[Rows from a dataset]
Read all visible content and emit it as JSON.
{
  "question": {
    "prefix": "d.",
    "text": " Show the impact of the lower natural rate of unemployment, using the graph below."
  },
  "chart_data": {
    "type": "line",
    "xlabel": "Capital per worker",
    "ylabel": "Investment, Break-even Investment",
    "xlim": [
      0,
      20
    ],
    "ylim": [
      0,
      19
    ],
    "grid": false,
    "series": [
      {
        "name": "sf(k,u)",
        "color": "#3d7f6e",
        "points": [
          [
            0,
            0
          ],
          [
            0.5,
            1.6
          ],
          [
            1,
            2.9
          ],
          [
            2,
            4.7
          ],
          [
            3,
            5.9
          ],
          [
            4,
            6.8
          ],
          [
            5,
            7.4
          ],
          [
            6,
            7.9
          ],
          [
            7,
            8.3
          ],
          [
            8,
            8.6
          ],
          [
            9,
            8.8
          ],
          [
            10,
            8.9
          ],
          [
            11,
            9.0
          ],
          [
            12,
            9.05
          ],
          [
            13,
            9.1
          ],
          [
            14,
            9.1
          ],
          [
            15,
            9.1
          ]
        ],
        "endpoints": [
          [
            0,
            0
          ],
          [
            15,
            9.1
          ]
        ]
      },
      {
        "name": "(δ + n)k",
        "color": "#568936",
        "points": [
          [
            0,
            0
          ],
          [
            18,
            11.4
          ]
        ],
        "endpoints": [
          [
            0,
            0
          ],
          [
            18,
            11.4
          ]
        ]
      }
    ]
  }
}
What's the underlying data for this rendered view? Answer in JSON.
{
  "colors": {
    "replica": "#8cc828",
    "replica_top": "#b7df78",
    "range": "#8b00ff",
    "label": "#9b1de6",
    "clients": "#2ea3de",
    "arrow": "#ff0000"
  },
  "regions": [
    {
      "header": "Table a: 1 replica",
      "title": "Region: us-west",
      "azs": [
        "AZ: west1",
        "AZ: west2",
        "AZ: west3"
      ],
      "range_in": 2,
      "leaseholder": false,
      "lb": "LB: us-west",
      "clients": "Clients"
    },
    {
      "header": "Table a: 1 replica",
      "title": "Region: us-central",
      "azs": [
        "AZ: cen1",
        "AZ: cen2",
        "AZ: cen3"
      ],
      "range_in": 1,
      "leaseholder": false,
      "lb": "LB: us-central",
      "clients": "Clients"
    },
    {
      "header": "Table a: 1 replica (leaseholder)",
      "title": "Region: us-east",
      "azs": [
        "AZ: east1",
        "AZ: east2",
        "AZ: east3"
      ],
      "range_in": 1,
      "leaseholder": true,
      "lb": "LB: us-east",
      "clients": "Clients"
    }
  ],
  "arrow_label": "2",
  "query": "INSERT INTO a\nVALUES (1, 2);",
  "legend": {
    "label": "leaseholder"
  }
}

#### [EXERCISE BRIEF]
State the number of lines in this listing that contain the string "JSON", and add nothing else.

#### [EXERCISE RESULT]
2